[Extracted data entries]
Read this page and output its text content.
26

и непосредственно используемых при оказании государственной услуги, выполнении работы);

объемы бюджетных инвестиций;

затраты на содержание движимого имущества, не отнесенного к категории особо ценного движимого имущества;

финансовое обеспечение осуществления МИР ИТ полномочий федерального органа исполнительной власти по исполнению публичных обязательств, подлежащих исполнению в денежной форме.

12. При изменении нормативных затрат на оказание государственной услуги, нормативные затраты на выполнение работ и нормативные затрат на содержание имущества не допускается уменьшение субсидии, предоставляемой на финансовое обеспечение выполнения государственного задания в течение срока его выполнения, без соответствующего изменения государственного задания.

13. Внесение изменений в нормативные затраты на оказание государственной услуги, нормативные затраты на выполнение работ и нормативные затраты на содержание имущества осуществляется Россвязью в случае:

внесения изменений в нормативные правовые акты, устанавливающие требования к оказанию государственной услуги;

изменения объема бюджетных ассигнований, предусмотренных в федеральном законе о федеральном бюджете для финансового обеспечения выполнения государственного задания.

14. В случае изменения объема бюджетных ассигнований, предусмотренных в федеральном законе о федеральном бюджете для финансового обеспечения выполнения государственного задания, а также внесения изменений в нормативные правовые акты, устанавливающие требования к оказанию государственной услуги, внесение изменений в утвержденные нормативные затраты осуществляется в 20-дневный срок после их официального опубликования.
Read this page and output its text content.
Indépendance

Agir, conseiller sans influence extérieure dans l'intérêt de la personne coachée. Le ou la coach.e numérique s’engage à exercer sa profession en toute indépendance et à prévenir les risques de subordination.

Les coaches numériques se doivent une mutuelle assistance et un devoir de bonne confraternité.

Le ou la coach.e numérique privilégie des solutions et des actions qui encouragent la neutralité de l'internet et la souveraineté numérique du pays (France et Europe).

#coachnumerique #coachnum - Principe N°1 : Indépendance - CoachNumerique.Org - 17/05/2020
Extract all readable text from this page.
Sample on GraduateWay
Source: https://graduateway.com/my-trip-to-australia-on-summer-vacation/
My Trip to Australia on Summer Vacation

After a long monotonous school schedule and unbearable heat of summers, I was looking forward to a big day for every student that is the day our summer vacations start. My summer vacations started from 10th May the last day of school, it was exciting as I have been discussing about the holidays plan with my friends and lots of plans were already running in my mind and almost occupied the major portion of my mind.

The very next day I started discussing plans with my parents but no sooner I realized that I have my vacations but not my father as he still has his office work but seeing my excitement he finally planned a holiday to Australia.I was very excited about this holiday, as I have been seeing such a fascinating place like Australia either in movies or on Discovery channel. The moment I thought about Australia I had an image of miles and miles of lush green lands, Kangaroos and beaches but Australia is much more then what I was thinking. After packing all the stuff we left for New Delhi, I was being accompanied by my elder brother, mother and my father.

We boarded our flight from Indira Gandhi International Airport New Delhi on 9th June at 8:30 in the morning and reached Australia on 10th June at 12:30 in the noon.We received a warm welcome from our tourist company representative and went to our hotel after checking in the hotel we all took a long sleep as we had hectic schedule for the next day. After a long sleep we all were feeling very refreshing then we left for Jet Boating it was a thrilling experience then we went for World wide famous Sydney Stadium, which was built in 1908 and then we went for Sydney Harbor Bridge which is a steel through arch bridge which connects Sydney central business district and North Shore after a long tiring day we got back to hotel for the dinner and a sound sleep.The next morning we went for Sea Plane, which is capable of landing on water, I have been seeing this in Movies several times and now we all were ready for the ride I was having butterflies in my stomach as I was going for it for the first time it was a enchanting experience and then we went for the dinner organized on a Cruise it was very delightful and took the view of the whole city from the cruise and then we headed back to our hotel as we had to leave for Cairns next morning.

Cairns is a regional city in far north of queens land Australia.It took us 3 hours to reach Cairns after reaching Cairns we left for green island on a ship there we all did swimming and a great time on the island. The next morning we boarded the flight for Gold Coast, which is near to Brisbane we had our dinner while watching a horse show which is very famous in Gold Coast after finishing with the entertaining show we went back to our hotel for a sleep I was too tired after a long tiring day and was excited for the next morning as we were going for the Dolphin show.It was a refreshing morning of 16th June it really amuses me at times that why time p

● WORK TO COMPLETE
Note each line of the entries that has "содержание" in it, and copy those lines.

● TASK ANSWER
затраты на содержание движимого имущества, не отнесенного к категории особо ценного движимого имущества;
12. При изменении нормативных затрат на оказание государственной услуги, нормативные затраты на выполнение работ и нормативные затрат на содержание имущества не допускается уменьшение субсидии, предоставляемой на финансовое обеспечение выполнения государственного задания в течение срока его выполнения, без соответствующего изменения государственного задания.
13. Внесение изменений в нормативные затраты на оказание государственной услуги, нормативные затраты на выполнение работ и нормативные затраты на содержание имущества осуществляется Россвязью в случае:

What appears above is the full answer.